* Start *

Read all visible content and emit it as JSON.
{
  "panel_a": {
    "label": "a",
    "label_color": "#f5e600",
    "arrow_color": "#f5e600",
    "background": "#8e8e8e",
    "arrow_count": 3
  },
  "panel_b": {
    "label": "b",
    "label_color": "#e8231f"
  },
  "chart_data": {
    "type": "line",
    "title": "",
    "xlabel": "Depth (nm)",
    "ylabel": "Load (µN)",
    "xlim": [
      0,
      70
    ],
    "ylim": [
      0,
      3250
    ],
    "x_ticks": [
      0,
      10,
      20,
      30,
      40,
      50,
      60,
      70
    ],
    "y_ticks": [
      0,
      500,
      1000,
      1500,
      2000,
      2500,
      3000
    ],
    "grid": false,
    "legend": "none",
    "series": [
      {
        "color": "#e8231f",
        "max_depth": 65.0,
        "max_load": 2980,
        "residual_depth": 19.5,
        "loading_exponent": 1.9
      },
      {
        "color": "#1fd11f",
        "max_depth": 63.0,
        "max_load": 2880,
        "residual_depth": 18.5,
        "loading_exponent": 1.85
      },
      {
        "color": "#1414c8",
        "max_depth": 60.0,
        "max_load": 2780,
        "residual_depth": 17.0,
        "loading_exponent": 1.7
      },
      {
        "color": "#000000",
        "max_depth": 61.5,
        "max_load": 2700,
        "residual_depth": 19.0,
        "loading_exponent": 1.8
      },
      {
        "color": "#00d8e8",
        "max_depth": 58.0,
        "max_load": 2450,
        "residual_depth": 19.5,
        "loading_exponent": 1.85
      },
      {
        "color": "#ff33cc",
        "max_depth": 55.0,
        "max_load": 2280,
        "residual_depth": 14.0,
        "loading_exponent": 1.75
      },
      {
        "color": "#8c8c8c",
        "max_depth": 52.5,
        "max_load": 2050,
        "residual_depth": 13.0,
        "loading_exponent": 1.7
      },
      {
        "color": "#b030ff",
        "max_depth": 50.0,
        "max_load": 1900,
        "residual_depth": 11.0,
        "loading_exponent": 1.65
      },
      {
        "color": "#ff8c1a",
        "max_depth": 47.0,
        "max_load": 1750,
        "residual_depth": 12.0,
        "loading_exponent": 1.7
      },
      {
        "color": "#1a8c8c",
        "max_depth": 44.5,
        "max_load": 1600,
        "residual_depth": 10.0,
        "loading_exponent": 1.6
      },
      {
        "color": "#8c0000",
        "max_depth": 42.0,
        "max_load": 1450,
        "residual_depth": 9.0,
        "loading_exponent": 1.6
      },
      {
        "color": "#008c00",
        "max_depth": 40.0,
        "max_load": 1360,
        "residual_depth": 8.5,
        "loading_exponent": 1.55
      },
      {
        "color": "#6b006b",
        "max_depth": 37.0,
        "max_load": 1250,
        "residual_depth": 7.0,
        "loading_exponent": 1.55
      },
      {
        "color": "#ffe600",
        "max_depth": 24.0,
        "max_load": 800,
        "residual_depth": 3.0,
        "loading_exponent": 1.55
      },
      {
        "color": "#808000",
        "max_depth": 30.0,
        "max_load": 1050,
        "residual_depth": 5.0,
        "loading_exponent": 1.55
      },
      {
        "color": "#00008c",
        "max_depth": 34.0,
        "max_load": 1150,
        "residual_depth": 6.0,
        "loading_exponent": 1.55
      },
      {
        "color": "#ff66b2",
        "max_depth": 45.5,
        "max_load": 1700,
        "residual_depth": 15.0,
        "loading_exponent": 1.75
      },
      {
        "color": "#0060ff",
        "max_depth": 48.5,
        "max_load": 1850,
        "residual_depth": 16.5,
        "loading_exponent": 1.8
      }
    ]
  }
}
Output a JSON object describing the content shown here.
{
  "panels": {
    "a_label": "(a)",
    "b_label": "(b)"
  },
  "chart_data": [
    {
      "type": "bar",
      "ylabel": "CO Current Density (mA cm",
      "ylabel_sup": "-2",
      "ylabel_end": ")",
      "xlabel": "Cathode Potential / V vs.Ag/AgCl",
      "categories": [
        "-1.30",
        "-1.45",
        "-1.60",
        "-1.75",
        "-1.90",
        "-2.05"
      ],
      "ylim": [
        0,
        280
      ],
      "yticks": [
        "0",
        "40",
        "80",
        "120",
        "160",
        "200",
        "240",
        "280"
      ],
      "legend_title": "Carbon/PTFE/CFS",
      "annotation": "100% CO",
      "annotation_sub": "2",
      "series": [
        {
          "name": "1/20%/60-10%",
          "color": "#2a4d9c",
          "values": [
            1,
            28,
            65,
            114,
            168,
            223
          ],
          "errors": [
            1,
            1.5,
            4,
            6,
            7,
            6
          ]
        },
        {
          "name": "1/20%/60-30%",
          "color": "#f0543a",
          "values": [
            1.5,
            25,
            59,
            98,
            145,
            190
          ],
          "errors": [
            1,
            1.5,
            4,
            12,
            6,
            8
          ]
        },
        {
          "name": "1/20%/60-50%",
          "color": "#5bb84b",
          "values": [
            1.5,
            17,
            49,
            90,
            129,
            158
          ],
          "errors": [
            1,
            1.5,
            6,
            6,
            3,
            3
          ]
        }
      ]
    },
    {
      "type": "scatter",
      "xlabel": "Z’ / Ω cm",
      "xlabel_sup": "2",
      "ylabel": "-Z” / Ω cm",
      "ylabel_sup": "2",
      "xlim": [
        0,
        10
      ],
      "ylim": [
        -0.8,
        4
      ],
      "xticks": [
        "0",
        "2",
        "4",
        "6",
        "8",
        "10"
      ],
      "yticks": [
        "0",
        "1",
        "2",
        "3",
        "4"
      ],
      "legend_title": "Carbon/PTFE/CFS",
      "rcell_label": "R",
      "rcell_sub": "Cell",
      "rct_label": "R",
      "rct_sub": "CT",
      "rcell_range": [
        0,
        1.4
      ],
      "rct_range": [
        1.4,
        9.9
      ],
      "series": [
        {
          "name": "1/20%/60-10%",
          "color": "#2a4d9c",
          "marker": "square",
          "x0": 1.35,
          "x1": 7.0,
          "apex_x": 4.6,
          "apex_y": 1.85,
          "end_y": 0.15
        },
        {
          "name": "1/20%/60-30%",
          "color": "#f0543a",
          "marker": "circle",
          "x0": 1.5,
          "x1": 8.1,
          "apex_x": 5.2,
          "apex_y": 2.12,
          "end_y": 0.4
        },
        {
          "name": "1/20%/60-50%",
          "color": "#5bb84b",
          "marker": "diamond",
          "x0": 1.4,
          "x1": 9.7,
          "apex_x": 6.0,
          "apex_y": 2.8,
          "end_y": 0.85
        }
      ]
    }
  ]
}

* End *

_What to produce:_ Transcribe every record above exactly as it appears.

_Solution to the problem:_
Read all visible content and emit it as JSON.
{
  "panel_a": {
    "label": "a",
    "label_color": "#f5e600",
    "arrow_color": "#f5e600",
    "background": "#8e8e8e",
    "arrow_count": 3
  },
  "panel_b": {
    "label": "b",
    "label_color": "#e8231f"
  },
  "chart_data": {
    "type": "line",
    "title": "",
    "xlabel": "Depth (nm)",
    "ylabel": "Load (µN)",
    "xlim": [
      0,
      70
    ],
    "ylim": [
      0,
      3250
    ],
    "x_ticks": [
      0,
      10,
      20,
      30,
      40,
      50,
      60,
      70
    ],
    "y_ticks": [
      0,
      500,
      1000,
      1500,
      2000,
      2500,
      3000
    ],
    "grid": false,
    "legend": "none",
    "series": [
      {
        "color": "#e8231f",
        "max_depth": 65.0,
        "max_load": 2980,
        "residual_depth": 19.5,
        "loading_exponent": 1.9
      },
      {
        "color": "#1fd11f",
        "max_depth": 63.0,
        "max_load": 2880,
        "residual_depth": 18.5,
        "loading_exponent": 1.85
      },
      {
        "color": "#1414c8",
        "max_depth": 60.0,
        "max_load": 2780,
        "residual_depth": 17.0,
        "loading_exponent": 1.7
      },
      {
        "color": "#000000",
        "max_depth": 61.5,
        "max_load": 2700,
        "residual_depth": 19.0,
        "loading_exponent": 1.8
      },
      {
        "color": "#00d8e8",
        "max_depth": 58.0,
        "max_load": 2450,
        "residual_depth": 19.5,
        "loading_exponent": 1.85
      },
      {
        "color": "#ff33cc",
        "max_depth": 55.0,
        "max_load": 2280,
        "residual_depth": 14.0,
        "loading_exponent": 1.75
      },
      {
        "color": "#8c8c8c",
        "max_depth": 52.5,
        "max_load": 2050,
        "residual_depth": 13.0,
        "loading_exponent": 1.7
      },
      {
        "color": "#b030ff",
        "max_depth": 50.0,
        "max_load": 1900,
        "residual_depth": 11.0,
        "loading_exponent": 1.65
      },
      {
        "color": "#ff8c1a",
        "max_depth": 47.0,
        "max_load": 1750,
        "residual_depth": 12.0,
        "loading_exponent": 1.7
      },
      {
        "color": "#1a8c8c",
        "max_depth": 44.5,
        "max_load": 1600,
        "residual_depth": 10.0,
        "loading_exponent": 1.6
      },
      {
        "color": "#8c0000",
        "max_depth": 42.0,
        "max_load": 1450,
        "residual_depth": 9.0,
        "loading_exponent": 1.6
      },
      {
        "color": "#008c00",
        "max_depth": 40.0,
        "max_load": 1360,
        "residual_depth": 8.5,
        "loading_exponent": 1.55
      },
      {
        "color": "#6b006b",
        "max_depth": 37.0,
        "max_load": 1250,
        "residual_depth": 7.0,
        "loading_exponent": 1.55
      },
      {
        "color": "#ffe600",
        "max_depth": 24.0,
        "max_load": 800,
        "residual_depth": 3.0,
        "loading_exponent": 1.55
      },
      {
        "color": "#808000",
        "max_depth": 30.0,
        "max_load": 1050,
        "residual_depth": 5.0,
        "loading_exponent": 1.55
      },
      {
        "color": "#00008c",
        "max_depth": 34.0,
        "max_load": 1150,
        "residual_depth": 6.0,
        "loading_exponent": 1.55
      },
      {
        "color": "#ff66b2",
        "max_depth": 45.5,
        "max_load": 1700,
        "residual_depth": 15.0,
        "loading_exponent": 1.75
      },
      {
        "color": "#0060ff",
        "max_depth": 48.5,
        "max_load": 1850,
        "residual_depth": 16.5,
        "loading_exponent": 1.8
      }
    ]
  }
}
Output a JSON object describing the content shown here.
{
  "panels": {
    "a_label": "(a)",
    "b_label": "(b)"
  },
  "chart_data": [
    {
      "type": "bar",
      "ylabel": "CO Current Density (mA cm",
      "ylabel_sup": "-2",
      "ylabel_end": ")",
      "xlabel": "Cathode Potential / V vs.Ag/AgCl",
      "categories": [
        "-1.30",
        "-1.45",
        "-1.60",
        "-1.75",
        "-1.90",
        "-2.05"
      ],
      "ylim": [
        0,
        280
      ],
      "yticks": [
        "0",
        "40",
        "80",
        "120",
        "160",
        "200",
        "240",
        "280"
      ],
      "legend_title": "Carbon/PTFE/CFS",
      "annotation": "100% CO",
      "annotation_sub": "2",
      "series": [
        {
          "name": "1/20%/60-10%",
          "color": "#2a4d9c",
          "values": [
            1,
            28,
            65,
            114,
            168,
            223
          ],
          "errors": [
            1,
            1.5,
            4,
            6,
            7,
            6
          ]
        },
        {
          "name": "1/20%/60-30%",
          "color": "#f0543a",
          "values": [
            1.5,
            25,
            59,
            98,
            145,
            190
          ],
          "errors": [
            1,
            1.5,
            4,
            12,
            6,
            8
          ]
        },
        {
          "name": "1/20%/60-50%",
          "color": "#5bb84b",
          "values": [
            1.5,
            17,
            49,
            90,
            129,
            158
          ],
          "errors": [
            1,
            1.5,
            6,
            6,
            3,
            3
          ]
        }
      ]
    },
    {
      "type": "scatter",
      "xlabel": "Z’ / Ω cm",
      "xlabel_sup": "2",
      "ylabel": "-Z” / Ω cm",
      "ylabel_sup": "2",
      "xlim": [
        0,
        10
      ],
      "ylim": [
        -0.8,
        4
      ],
      "xticks": [
        "0",
        "2",
        "4",
        "6",
        "8",
        "10"
      ],
      "yticks": [
        "0",
        "1",
        "2",
        "3",
        "4"
      ],
      "legend_title": "Carbon/PTFE/CFS",
      "rcell_label": "R",
      "rcell_sub": "Cell",
      "rct_label": "R",
      "rct_sub": "CT",
      "rcell_range": [
        0,
        1.4
      ],
      "rct_range": [
        1.4,
        9.9
      ],
      "series": [
        {
          "name": "1/20%/60-10%",
          "color": "#2a4d9c",
          "marker": "square",
          "x0": 1.35,
          "x1": 7.0,
          "apex_x": 4.6,
          "apex_y": 1.85,
          "end_y": 0.15
        },
        {
          "name": "1/20%/60-30%",
          "color": "#f0543a",
          "marker": "circle",
          "x0": 1.5,
          "x1": 8.1,
          "apex_x": 5.2,
          "apex_y": 2.12,
          "end_y": 0.4
        },
        {
          "name": "1/20%/60-50%",
          "color": "#5bb84b",
          "marker": "diamond",
          "x0": 1.4,
          "x1": 9.7,
          "apex_x": 6.0,
          "apex_y": 2.8,
          "end_y": 0.85
        }
      ]
    }
  ]
}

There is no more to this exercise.